## Given exercise
Every line that contains the word "Standard" should be copied.

## Data entries
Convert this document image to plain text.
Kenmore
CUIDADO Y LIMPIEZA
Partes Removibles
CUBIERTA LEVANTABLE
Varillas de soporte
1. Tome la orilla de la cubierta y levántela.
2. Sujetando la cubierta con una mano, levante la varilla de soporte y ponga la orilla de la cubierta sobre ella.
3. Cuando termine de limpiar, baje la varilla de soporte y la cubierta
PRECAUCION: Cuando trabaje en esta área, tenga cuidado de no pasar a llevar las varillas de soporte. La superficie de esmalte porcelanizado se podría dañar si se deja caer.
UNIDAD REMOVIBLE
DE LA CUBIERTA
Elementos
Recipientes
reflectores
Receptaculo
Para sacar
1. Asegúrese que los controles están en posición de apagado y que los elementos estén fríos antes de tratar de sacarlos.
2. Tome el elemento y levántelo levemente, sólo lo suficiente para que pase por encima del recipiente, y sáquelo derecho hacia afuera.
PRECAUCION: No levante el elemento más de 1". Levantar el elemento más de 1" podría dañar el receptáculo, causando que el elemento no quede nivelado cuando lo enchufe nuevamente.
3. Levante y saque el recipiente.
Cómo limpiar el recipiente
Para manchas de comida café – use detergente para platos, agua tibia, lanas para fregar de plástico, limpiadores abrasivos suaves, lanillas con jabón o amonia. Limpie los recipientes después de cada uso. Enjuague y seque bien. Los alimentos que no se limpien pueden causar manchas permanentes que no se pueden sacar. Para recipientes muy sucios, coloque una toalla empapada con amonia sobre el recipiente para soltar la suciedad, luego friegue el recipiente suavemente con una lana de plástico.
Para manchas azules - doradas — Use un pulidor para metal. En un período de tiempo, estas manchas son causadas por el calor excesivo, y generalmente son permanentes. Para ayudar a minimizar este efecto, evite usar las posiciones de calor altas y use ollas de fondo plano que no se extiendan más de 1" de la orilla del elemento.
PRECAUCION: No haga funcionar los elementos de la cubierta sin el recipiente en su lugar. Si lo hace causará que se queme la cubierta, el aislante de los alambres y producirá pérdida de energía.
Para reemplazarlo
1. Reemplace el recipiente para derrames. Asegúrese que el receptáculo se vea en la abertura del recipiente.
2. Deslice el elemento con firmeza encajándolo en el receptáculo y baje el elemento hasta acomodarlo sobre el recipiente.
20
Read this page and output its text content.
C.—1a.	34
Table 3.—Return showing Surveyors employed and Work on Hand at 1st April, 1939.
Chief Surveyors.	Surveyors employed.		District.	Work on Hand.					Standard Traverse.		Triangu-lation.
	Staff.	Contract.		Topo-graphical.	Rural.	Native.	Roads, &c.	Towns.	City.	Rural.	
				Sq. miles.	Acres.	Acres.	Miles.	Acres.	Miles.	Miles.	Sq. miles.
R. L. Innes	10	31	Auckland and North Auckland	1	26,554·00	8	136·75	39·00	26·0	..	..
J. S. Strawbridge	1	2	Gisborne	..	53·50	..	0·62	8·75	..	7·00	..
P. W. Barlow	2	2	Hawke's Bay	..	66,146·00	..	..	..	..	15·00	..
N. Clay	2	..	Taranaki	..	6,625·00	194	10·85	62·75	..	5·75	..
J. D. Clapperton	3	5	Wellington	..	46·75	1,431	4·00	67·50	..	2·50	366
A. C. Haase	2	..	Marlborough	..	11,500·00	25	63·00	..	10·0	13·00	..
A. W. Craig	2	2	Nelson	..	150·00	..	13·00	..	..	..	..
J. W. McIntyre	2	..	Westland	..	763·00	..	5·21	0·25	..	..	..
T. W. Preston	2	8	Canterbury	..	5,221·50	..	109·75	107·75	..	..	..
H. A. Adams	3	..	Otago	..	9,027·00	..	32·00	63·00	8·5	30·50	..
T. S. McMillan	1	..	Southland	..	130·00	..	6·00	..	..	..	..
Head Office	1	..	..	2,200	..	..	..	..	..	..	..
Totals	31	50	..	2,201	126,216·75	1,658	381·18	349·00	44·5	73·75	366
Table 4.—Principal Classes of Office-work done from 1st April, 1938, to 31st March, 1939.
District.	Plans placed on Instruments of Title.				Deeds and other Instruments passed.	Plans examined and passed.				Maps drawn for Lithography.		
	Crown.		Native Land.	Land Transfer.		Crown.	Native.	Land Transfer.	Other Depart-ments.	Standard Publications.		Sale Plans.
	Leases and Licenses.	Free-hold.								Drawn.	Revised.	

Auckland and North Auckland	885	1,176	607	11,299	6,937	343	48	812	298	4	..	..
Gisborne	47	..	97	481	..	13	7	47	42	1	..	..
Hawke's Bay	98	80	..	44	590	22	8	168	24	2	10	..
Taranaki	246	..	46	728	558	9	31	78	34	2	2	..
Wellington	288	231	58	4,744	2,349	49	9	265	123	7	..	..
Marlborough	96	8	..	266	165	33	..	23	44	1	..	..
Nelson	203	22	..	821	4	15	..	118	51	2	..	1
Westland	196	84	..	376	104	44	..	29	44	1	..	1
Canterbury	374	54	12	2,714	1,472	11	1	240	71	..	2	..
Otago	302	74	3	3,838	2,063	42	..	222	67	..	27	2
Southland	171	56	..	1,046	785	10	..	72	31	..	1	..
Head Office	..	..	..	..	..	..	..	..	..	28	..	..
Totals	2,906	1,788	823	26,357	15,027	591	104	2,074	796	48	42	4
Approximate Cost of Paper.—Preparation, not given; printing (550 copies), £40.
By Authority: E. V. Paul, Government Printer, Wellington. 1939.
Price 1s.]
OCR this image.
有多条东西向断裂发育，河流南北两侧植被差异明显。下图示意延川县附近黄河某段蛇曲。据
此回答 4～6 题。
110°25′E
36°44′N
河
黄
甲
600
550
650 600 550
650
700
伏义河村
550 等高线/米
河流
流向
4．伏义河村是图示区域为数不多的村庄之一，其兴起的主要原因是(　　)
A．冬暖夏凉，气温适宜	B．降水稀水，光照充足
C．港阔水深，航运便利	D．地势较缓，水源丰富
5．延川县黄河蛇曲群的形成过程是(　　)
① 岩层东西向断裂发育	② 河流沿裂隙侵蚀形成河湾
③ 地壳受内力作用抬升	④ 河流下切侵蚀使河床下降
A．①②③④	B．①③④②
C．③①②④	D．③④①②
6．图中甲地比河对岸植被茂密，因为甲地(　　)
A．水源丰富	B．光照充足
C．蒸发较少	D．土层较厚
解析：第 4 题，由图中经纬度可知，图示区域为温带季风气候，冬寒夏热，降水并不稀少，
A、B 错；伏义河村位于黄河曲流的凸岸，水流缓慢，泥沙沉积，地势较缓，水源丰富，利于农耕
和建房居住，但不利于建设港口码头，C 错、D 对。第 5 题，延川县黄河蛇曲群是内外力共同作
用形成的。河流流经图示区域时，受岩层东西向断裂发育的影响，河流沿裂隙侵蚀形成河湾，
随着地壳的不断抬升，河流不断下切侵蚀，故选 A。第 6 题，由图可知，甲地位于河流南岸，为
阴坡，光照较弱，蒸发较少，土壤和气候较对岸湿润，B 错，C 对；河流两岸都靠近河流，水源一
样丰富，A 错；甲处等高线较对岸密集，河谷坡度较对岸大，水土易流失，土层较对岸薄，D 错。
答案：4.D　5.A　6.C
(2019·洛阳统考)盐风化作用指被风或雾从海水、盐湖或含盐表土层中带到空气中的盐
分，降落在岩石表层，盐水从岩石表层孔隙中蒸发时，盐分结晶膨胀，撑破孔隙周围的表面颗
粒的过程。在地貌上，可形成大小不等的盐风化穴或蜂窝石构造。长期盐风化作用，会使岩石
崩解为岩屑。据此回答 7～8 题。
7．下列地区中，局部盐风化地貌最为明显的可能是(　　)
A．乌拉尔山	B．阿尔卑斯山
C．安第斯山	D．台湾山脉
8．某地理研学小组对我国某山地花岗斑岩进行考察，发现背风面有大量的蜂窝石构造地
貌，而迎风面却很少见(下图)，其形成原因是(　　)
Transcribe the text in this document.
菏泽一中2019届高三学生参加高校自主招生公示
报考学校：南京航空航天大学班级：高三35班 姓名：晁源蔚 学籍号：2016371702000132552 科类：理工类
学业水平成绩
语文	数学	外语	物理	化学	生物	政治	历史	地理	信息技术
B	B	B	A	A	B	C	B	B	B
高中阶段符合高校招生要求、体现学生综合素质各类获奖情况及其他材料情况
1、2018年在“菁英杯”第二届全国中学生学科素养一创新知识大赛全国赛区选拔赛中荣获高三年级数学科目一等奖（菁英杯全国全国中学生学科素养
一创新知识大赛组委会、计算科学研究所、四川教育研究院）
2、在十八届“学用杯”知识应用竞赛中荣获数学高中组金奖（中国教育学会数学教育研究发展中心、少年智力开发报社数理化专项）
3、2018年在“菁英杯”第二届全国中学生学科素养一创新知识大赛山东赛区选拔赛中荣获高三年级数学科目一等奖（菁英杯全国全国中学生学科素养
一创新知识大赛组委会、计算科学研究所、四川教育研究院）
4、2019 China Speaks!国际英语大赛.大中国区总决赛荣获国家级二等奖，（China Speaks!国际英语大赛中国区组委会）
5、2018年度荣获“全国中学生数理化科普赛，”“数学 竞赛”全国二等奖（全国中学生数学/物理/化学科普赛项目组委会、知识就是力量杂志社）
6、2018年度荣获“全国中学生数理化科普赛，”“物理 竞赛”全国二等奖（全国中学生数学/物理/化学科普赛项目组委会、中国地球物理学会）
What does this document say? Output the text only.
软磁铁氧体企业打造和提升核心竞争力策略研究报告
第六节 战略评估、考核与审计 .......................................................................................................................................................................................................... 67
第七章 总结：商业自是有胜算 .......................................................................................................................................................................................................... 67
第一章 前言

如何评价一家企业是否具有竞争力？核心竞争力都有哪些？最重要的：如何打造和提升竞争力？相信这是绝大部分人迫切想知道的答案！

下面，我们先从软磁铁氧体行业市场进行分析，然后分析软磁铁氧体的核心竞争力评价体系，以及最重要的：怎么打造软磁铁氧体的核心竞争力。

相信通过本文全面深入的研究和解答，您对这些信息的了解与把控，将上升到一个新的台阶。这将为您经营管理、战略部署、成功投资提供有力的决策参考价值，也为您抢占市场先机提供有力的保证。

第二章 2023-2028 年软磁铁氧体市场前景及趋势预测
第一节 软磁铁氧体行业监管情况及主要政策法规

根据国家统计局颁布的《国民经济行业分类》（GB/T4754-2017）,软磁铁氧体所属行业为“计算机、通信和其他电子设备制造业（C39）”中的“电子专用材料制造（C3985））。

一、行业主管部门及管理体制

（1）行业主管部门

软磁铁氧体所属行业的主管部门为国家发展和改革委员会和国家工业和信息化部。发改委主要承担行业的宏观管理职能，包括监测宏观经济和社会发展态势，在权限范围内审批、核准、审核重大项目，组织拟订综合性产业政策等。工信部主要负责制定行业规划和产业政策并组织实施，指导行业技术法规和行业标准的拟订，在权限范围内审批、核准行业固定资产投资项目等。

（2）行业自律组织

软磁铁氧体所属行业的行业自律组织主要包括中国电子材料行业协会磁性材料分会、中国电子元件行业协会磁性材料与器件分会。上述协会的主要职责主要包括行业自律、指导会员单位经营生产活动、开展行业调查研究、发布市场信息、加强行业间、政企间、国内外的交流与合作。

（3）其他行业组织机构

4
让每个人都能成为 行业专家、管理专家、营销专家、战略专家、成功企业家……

## Solution to the exercise
Chief Surveyors.	Surveyors employed.		District.	Work on Hand.					Standard Traverse.		Triangu-lation.
	Crown.		Native Land.	Land Transfer.		Crown.	Native.	Land Transfer.	Other Depart-ments.	Standard Publications.		Sale Plans.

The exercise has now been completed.